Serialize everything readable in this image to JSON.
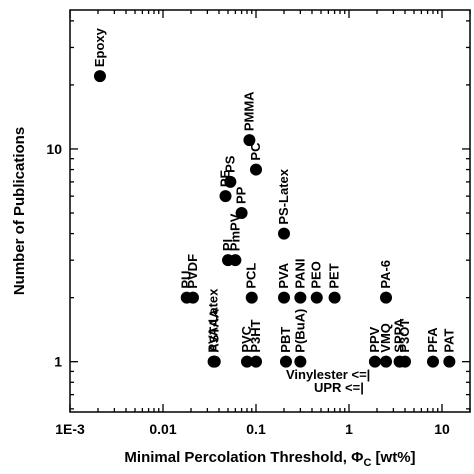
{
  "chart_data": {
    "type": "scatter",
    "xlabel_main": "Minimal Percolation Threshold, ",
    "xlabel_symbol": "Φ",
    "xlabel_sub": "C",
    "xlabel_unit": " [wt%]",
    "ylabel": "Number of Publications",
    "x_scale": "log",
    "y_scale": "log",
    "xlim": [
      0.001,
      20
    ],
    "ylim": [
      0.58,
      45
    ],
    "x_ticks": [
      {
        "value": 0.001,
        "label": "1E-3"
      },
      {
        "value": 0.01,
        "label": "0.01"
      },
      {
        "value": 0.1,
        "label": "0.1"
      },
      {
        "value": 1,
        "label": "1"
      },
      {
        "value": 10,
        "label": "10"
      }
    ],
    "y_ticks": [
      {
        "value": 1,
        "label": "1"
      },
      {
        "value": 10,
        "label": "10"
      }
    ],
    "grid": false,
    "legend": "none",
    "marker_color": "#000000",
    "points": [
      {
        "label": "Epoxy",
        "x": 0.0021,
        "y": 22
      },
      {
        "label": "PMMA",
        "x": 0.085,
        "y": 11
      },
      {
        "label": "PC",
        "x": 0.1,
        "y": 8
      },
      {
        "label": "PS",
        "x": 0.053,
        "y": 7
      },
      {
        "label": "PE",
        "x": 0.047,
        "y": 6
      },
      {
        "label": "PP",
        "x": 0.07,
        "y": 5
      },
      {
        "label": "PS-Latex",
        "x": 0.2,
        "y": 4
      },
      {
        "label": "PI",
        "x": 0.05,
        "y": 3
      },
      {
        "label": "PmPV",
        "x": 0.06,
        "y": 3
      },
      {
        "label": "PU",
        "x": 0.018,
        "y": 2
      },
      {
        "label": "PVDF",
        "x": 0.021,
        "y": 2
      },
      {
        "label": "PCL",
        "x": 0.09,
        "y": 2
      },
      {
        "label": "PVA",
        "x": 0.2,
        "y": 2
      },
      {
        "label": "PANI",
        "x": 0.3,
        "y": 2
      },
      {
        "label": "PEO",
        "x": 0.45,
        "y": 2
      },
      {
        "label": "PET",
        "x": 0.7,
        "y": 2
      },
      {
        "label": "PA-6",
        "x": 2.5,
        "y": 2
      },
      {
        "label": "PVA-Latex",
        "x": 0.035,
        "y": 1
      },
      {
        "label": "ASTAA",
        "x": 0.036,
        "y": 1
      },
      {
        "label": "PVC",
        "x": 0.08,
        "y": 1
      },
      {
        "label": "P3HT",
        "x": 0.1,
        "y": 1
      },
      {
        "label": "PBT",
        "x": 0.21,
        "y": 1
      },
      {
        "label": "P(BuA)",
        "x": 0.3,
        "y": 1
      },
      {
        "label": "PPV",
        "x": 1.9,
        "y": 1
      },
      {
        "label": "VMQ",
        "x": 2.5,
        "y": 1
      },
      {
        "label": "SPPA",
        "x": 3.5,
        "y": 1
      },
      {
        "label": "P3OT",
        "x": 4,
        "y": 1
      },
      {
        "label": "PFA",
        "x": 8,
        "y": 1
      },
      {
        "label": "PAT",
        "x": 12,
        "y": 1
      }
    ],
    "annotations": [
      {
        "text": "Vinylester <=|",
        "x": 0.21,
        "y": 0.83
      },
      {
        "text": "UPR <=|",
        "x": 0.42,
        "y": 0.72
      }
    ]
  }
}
_____
Copy the entries exactly. Leave out the images.

Serialize everything readable in this image to JSON.
{
  "chart_data": {
    "type": "scatter",
    "xlabel_main": "Minimal Percolation Threshold, ",
    "xlabel_symbol": "Φ",
    "xlabel_sub": "C",
    "xlabel_unit": " [wt%]",
    "ylabel": "Number of Publications",
    "x_scale": "log",
    "y_scale": "log",
    "xlim": [
      0.001,
      20
    ],
    "ylim": [
      0.58,
      45
    ],
    "x_ticks": [
      {
        "value": 0.001,
        "label": "1E-3"
      },
      {
        "value": 0.01,
        "label": "0.01"
      },
      {
        "value": 0.1,
        "label": "0.1"
      },
      {
        "value": 1,
        "label": "1"
      },
      {
        "value": 10,
        "label": "10"
      }
    ],
    "y_ticks": [
      {
        "value": 1,
        "label": "1"
      },
      {
        "value": 10,
        "label": "10"
      }
    ],
    "grid": false,
    "legend": "none",
    "marker_color": "#000000",
    "points": [
      {
        "label": "Epoxy",
        "x": 0.0021,
        "y": 22
      },
      {
        "label": "PMMA",
        "x": 0.085,
        "y": 11
      },
      {
        "label": "PC",
        "x": 0.1,
        "y": 8
      },
      {
        "label": "PS",
        "x": 0.053,
        "y": 7
      },
      {
        "label": "PE",
        "x": 0.047,
        "y": 6
      },
      {
        "label": "PP",
        "x": 0.07,
        "y": 5
      },
      {
        "label": "PS-Latex",
        "x": 0.2,
        "y": 4
      },
      {
        "label": "PI",
        "x": 0.05,
        "y": 3
      },
      {
        "label": "PmPV",
        "x": 0.06,
        "y": 3
      },
      {
        "label": "PU",
        "x": 0.018,
        "y": 2
      },
      {
        "label": "PVDF",
        "x": 0.021,
        "y": 2
      },
      {
        "label": "PCL",
        "x": 0.09,
        "y": 2
      },
      {
        "label": "PVA",
        "x": 0.2,
        "y": 2
      },
      {
        "label": "PANI",
        "x": 0.3,
        "y": 2
      },
      {
        "label": "PEO",
        "x": 0.45,
        "y": 2
      },
      {
        "label": "PET",
        "x": 0.7,
        "y": 2
      },
      {
        "label": "PA-6",
        "x": 2.5,
        "y": 2
      },
      {
        "label": "PVA-Latex",
        "x": 0.035,
        "y": 1
      },
      {
        "label": "ASTAA",
        "x": 0.036,
        "y": 1
      },
      {
        "label": "PVC",
        "x": 0.08,
        "y": 1
      },
      {
        "label": "P3HT",
        "x": 0.1,
        "y": 1
      },
      {
        "label": "PBT",
        "x": 0.21,
        "y": 1
      },
      {
        "label": "P(BuA)",
        "x": 0.3,
        "y": 1
      },
      {
        "label": "PPV",
        "x": 1.9,
        "y": 1
      },
      {
        "label": "VMQ",
        "x": 2.5,
        "y": 1
      },
      {
        "label": "SPPA",
        "x": 3.5,
        "y": 1
      },
      {
        "label": "P3OT",
        "x": 4,
        "y": 1
      },
      {
        "label": "PFA",
        "x": 8,
        "y": 1
      },
      {
        "label": "PAT",
        "x": 12,
        "y": 1
      }
    ],
    "annotations": [
      {
        "text": "Vinylester <=|",
        "x": 0.21,
        "y": 0.83
      },
      {
        "text": "UPR <=|",
        "x": 0.42,
        "y": 0.72
      }
    ]
  }
}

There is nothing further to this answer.